— start of Recorded information —
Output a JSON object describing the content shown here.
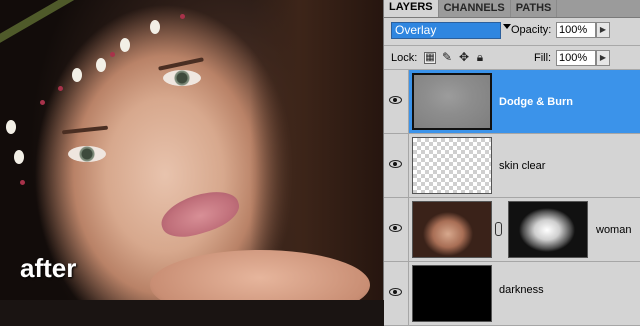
{
  "photo": {
    "label": "after"
  },
  "panel": {
    "tabs": [
      {
        "label": "LAYERS",
        "active": true
      },
      {
        "label": "CHANNELS",
        "active": false
      },
      {
        "label": "PATHS",
        "active": false
      }
    ],
    "blend_mode": "Overlay",
    "opacity_label": "Opacity:",
    "opacity_value": "100%",
    "lock_label": "Lock:",
    "lock_icons": [
      "lock-transparent-icon",
      "lock-brush-icon",
      "lock-move-icon",
      "lock-all-icon"
    ],
    "fill_label": "Fill:",
    "fill_value": "100%",
    "layers": [
      {
        "name": "Dodge & Burn",
        "selected": true,
        "thumbnail": "gray-fill",
        "visible": true
      },
      {
        "name": "skin clear",
        "selected": false,
        "thumbnail": "transparent",
        "visible": true
      },
      {
        "name": "woman",
        "selected": false,
        "thumbnail": "photo",
        "has_mask": true,
        "visible": true
      },
      {
        "name": "darkness",
        "selected": false,
        "thumbnail": "black",
        "visible": true
      }
    ],
    "selection_color": "#3b93ea"
  }
}
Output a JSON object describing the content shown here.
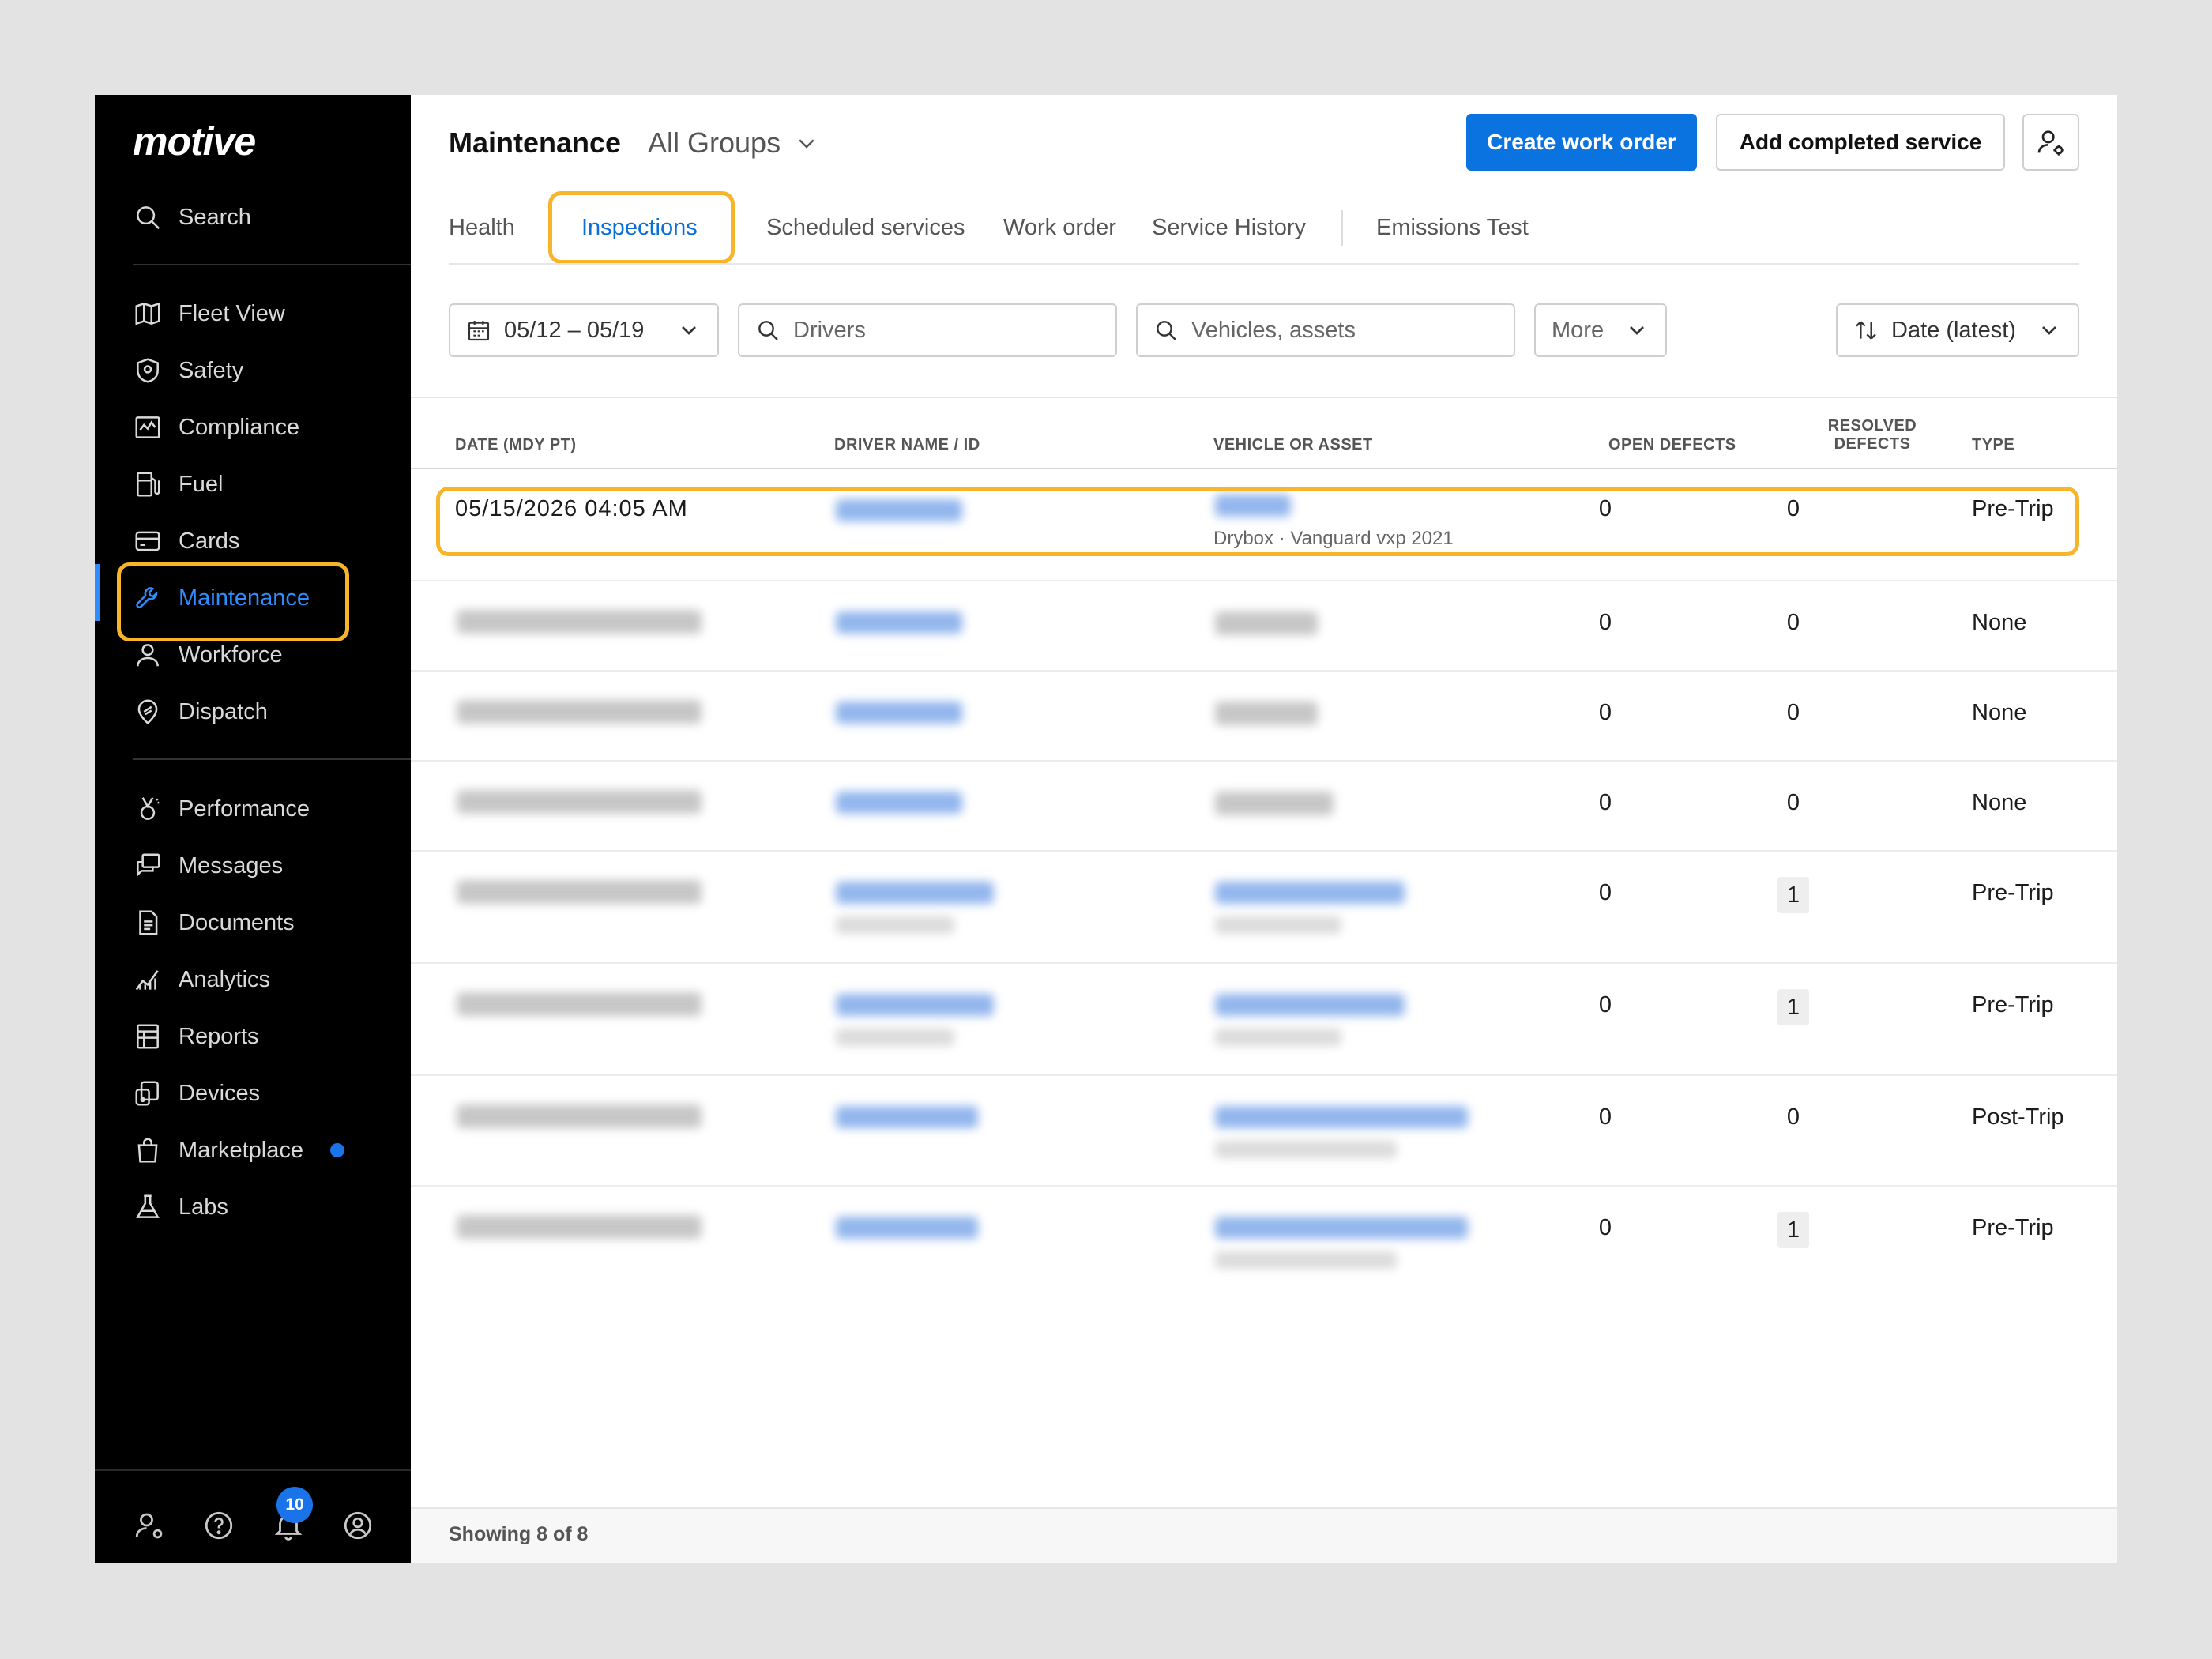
{
  "app": {
    "logo": "motive",
    "accent_color": "#0a73e0",
    "highlight_color": "#f7b52c"
  },
  "sidebar": {
    "search_label": "Search",
    "items_group1": [
      {
        "label": "Fleet View",
        "icon": "map-icon"
      },
      {
        "label": "Safety",
        "icon": "shield-icon"
      },
      {
        "label": "Compliance",
        "icon": "compliance-icon"
      },
      {
        "label": "Fuel",
        "icon": "fuel-icon"
      },
      {
        "label": "Cards",
        "icon": "card-icon"
      },
      {
        "label": "Maintenance",
        "icon": "wrench-icon",
        "active": true
      },
      {
        "label": "Workforce",
        "icon": "person-icon"
      },
      {
        "label": "Dispatch",
        "icon": "dispatch-icon"
      }
    ],
    "items_group2": [
      {
        "label": "Performance",
        "icon": "medal-icon"
      },
      {
        "label": "Messages",
        "icon": "messages-icon"
      },
      {
        "label": "Documents",
        "icon": "document-icon"
      },
      {
        "label": "Analytics",
        "icon": "analytics-icon"
      },
      {
        "label": "Reports",
        "icon": "reports-icon"
      },
      {
        "label": "Devices",
        "icon": "devices-icon"
      },
      {
        "label": "Marketplace",
        "icon": "bag-icon",
        "dot": true
      },
      {
        "label": "Labs",
        "icon": "flask-icon"
      }
    ],
    "footer": {
      "notification_count": "10"
    }
  },
  "header": {
    "title": "Maintenance",
    "group_select": "All Groups",
    "create_button": "Create work order",
    "add_button": "Add completed service"
  },
  "tabs": [
    "Health",
    "Inspections",
    "Scheduled services",
    "Work order",
    "Service History",
    "Emissions Test"
  ],
  "active_tab": "Inspections",
  "filters": {
    "date_range": "05/12 – 05/19",
    "drivers_placeholder": "Drivers",
    "vehicles_placeholder": "Vehicles, assets",
    "more_label": "More",
    "sort_label": "Date (latest)"
  },
  "table": {
    "headers": {
      "date": "DATE (MDY PT)",
      "driver": "DRIVER NAME / ID",
      "vehicle": "VEHICLE OR ASSET",
      "open_defects": "OPEN DEFECTS",
      "resolved_defects_1": "RESOLVED",
      "resolved_defects_2": "DEFECTS",
      "type": "TYPE"
    },
    "first_row": {
      "date": "05/15/2026 04:05 AM",
      "vehicle_sub": "Drybox · Vanguard vxp 2021",
      "open_defects": "0",
      "resolved_defects": "0",
      "type": "Pre-Trip"
    },
    "rows": [
      {
        "open_defects": "0",
        "resolved_defects": "0",
        "type": "None"
      },
      {
        "open_defects": "0",
        "resolved_defects": "0",
        "type": "None"
      },
      {
        "open_defects": "0",
        "resolved_defects": "0",
        "type": "None"
      },
      {
        "open_defects": "0",
        "resolved_defects": "1",
        "type": "Pre-Trip"
      },
      {
        "open_defects": "0",
        "resolved_defects": "1",
        "type": "Pre-Trip"
      },
      {
        "open_defects": "0",
        "resolved_defects": "0",
        "type": "Post-Trip"
      },
      {
        "open_defects": "0",
        "resolved_defects": "1",
        "type": "Pre-Trip"
      }
    ]
  },
  "footer": {
    "showing": "Showing 8 of 8"
  }
}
— end of Recorded information —
What is required
In the records above, locate the lines holding the word "Maintenance". Copy each of them.

Full response
        "label": "Maintenance",
    "title": "Maintenance",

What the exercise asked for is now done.